[WHAT IS ASKED]
Pull out every line with the word "AVENUE".

[DATASET ENTRIES]
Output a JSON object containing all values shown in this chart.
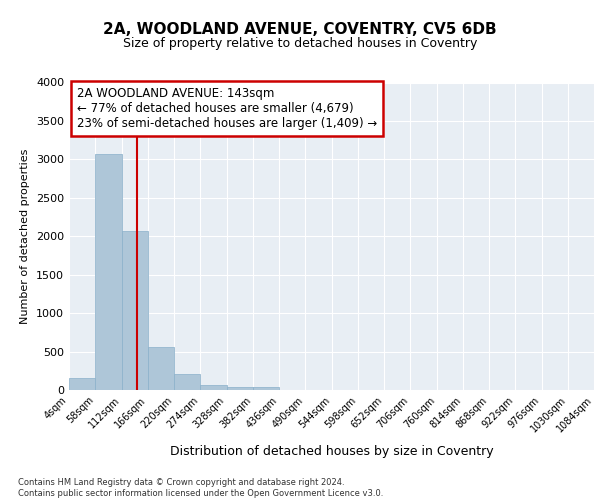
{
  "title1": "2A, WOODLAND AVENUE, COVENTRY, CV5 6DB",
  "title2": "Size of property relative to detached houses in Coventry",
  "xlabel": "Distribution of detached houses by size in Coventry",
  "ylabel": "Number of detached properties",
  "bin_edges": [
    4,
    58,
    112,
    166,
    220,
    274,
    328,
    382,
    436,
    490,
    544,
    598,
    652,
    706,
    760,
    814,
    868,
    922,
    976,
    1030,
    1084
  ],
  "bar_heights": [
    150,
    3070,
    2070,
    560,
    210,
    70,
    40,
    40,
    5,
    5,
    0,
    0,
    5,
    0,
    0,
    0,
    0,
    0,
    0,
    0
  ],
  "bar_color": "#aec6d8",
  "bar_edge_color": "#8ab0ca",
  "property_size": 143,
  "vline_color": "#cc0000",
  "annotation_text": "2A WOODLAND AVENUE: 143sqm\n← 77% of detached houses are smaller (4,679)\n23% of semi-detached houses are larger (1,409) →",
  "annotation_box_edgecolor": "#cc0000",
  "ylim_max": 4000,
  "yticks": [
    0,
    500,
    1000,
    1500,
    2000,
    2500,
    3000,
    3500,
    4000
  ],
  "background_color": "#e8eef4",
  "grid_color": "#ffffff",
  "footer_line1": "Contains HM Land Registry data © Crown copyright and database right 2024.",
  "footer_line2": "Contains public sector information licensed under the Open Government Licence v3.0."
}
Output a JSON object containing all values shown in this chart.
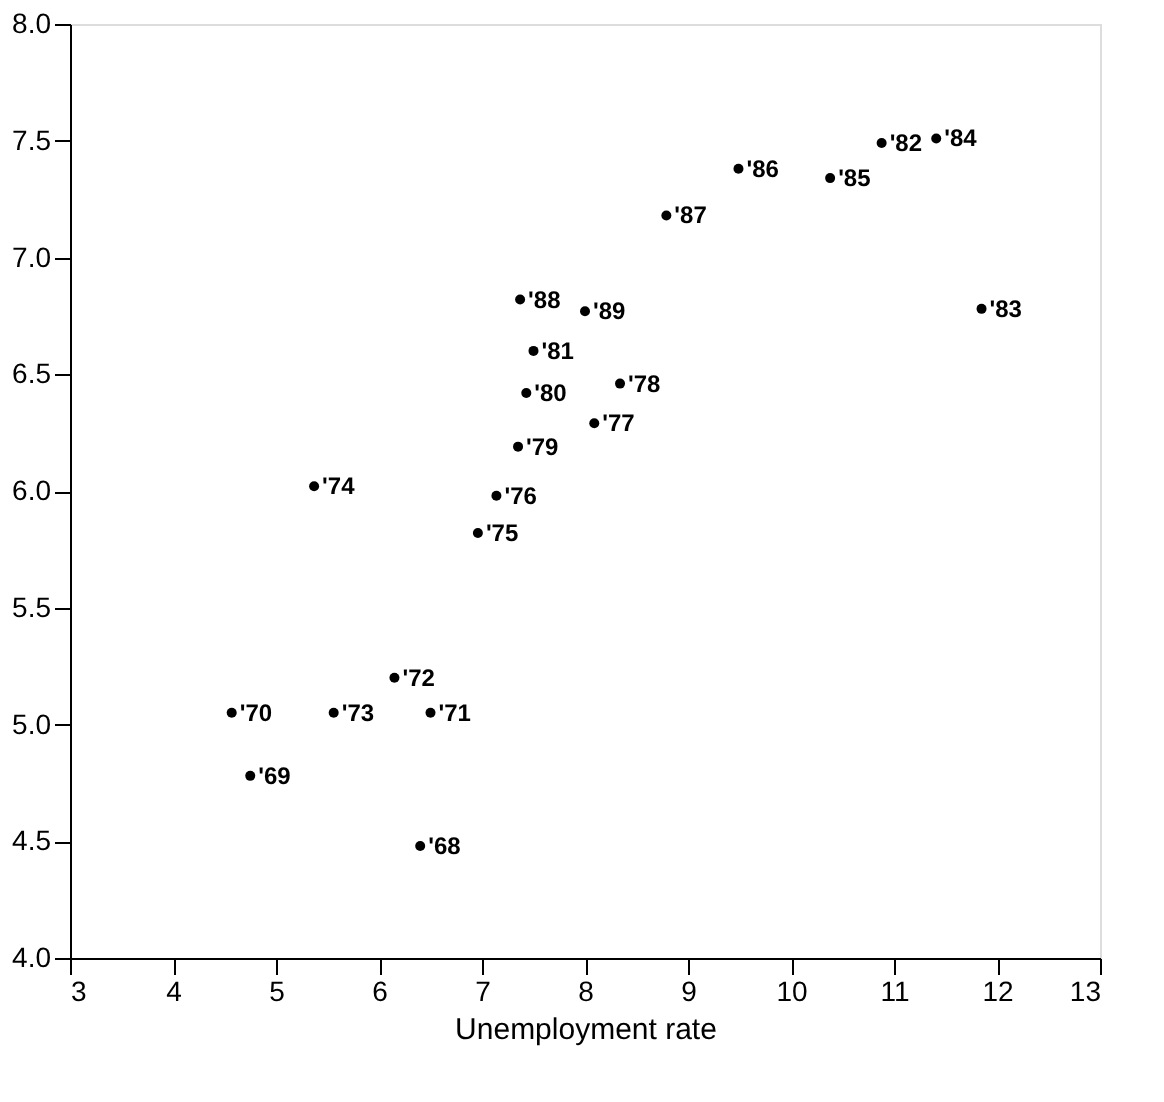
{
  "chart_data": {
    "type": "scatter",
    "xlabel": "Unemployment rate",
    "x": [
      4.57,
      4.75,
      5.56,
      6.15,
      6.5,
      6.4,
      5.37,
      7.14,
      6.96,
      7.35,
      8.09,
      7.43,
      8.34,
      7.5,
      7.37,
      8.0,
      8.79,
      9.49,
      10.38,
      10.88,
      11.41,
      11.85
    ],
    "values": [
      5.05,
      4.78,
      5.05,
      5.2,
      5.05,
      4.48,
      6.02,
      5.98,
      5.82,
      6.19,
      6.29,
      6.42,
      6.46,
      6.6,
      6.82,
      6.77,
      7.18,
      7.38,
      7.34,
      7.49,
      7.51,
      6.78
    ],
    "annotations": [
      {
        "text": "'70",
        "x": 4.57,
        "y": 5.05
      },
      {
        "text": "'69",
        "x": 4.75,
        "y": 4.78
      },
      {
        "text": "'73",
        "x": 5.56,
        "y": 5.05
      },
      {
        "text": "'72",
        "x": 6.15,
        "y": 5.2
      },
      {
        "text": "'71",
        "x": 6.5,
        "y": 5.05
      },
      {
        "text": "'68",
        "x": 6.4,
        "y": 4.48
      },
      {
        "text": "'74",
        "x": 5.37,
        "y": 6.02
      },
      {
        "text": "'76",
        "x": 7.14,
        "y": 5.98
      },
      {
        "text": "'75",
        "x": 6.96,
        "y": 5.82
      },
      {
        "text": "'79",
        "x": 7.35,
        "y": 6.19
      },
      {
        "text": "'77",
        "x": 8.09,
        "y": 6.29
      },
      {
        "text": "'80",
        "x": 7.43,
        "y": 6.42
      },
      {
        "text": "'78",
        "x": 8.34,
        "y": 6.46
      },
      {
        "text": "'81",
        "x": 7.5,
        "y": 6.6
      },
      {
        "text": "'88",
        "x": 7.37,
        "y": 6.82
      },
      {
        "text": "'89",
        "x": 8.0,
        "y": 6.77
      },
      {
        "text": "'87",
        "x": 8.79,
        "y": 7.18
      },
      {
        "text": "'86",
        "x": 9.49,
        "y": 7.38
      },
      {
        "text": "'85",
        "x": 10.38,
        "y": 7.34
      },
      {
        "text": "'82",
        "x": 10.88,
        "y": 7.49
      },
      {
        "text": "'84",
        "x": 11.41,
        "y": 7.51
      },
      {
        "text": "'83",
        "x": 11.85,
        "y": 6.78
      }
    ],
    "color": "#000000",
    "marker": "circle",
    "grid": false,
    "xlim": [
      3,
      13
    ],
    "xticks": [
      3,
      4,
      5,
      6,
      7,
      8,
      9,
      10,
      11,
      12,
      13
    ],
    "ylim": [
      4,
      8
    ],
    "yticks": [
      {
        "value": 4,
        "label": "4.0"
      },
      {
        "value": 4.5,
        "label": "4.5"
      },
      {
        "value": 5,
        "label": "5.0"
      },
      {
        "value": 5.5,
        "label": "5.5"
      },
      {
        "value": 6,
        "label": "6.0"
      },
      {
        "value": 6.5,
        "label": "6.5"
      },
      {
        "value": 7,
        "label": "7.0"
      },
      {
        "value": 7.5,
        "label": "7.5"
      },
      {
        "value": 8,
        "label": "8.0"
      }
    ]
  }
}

==

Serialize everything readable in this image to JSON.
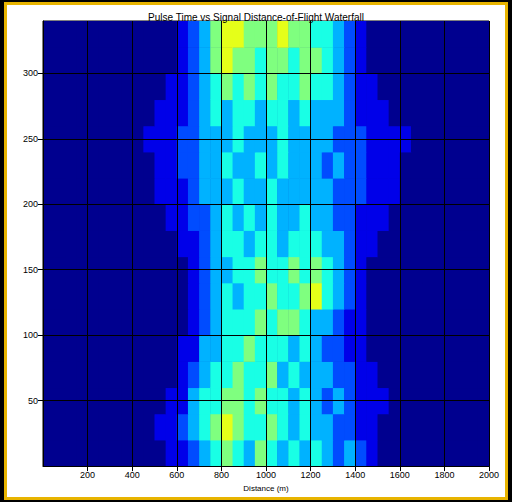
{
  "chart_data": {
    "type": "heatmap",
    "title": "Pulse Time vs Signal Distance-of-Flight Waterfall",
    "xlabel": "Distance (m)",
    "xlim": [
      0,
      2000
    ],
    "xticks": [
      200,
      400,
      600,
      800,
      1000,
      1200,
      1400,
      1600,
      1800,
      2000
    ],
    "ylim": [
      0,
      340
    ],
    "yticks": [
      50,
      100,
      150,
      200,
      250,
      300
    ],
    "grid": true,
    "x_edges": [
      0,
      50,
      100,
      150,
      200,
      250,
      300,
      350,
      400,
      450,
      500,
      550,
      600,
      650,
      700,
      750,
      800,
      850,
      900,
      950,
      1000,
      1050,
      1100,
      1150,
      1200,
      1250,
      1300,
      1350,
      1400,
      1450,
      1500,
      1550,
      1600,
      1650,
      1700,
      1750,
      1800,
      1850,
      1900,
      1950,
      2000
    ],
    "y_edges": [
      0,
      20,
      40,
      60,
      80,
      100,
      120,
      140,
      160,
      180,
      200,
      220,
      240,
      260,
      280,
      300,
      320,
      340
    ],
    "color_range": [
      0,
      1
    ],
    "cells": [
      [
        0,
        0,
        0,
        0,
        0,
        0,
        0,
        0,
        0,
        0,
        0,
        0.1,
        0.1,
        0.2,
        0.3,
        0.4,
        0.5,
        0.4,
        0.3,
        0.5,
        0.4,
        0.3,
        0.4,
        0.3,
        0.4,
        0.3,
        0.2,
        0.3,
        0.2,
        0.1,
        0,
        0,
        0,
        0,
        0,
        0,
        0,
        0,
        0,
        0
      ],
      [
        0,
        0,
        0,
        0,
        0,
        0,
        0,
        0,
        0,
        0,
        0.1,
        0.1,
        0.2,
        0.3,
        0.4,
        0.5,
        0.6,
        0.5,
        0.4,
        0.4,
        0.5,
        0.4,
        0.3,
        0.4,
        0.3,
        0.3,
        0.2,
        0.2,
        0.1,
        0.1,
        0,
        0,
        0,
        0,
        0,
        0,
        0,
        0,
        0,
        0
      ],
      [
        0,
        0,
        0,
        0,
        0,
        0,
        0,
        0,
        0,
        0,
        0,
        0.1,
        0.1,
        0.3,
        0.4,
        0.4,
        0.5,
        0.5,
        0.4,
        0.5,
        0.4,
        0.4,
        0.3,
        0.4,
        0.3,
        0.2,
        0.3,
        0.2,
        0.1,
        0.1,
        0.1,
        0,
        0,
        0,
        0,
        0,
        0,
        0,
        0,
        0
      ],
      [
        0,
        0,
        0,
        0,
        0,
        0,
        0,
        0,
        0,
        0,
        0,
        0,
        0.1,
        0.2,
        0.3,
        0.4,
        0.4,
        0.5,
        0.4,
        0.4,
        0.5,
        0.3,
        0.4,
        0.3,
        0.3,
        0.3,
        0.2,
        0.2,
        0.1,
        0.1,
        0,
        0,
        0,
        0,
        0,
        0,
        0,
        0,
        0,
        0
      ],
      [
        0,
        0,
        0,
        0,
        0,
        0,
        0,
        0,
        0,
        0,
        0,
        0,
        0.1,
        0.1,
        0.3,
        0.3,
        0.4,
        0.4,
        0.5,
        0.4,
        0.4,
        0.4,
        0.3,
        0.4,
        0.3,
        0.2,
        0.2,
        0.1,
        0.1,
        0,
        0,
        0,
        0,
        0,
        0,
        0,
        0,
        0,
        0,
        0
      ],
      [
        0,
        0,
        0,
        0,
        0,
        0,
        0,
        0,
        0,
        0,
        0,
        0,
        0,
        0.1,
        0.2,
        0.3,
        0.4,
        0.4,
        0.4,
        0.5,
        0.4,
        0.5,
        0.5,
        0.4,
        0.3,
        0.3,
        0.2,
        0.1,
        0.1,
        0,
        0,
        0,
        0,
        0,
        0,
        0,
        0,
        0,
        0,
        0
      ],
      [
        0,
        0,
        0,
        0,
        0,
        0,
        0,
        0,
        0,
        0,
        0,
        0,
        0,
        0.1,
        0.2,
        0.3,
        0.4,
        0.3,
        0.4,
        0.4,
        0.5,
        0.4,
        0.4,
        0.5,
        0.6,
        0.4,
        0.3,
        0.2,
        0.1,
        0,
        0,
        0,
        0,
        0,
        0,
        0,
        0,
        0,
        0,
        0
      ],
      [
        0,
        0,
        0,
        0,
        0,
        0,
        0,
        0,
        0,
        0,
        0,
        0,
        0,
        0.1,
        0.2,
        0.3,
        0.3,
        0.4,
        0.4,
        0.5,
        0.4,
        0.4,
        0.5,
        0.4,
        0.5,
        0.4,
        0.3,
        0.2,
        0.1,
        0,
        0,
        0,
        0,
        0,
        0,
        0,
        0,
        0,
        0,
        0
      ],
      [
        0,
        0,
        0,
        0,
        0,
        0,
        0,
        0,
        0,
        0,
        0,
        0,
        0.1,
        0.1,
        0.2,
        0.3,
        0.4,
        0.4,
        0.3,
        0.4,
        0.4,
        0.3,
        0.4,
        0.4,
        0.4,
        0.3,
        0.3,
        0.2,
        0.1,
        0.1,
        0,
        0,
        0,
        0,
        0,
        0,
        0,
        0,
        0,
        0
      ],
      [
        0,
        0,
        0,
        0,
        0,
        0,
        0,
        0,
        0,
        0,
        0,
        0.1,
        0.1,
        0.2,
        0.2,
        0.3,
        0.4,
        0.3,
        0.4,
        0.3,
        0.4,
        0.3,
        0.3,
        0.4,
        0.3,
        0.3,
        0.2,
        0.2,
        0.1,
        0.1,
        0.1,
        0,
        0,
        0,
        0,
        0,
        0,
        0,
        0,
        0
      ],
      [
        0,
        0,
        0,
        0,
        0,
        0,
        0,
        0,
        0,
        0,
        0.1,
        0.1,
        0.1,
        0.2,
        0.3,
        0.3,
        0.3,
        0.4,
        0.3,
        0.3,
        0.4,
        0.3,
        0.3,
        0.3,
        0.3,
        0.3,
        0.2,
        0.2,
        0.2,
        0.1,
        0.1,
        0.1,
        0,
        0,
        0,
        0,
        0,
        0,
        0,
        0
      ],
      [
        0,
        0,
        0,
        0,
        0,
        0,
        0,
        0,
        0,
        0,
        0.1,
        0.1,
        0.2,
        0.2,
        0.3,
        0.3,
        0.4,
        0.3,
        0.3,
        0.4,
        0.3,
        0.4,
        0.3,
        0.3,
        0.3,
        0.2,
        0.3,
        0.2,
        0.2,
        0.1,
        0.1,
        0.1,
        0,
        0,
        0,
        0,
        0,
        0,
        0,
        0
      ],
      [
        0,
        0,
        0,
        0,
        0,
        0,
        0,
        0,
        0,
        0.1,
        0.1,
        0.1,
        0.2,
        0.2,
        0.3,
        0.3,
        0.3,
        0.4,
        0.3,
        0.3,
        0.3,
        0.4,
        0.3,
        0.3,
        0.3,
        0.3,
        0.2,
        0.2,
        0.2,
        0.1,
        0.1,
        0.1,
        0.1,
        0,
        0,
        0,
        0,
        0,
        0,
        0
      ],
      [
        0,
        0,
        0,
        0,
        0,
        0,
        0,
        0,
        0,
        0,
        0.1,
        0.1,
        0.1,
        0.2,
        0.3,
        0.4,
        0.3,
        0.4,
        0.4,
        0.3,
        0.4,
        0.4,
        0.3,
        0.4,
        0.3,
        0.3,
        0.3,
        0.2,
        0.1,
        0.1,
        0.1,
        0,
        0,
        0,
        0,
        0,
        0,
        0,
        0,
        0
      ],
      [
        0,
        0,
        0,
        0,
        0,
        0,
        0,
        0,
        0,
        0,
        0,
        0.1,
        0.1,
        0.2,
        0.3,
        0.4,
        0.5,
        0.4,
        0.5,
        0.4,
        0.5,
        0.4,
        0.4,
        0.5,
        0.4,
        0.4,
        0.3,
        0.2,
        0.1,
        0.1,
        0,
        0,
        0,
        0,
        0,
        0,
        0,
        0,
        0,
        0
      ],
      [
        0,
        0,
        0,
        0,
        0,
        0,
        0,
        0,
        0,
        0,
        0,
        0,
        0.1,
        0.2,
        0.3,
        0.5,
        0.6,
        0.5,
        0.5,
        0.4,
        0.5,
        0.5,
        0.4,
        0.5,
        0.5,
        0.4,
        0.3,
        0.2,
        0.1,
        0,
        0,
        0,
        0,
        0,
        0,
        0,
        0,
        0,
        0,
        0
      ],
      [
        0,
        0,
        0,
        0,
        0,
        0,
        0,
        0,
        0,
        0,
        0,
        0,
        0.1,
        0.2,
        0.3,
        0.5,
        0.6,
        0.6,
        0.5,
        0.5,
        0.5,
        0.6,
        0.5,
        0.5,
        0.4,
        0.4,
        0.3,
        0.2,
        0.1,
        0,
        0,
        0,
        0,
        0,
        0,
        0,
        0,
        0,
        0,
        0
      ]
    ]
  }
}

[FULL SOLUTION]
  "title1": "2A, WOODLAND AVENUE, COVENTRY, CV5 6DB",
  "annotation_text": "2A WOODLAND AVENUE: 143sqm\n← 77% of detached houses are smaller (4,679)\n23% of semi-detached houses are larger (1,409) →",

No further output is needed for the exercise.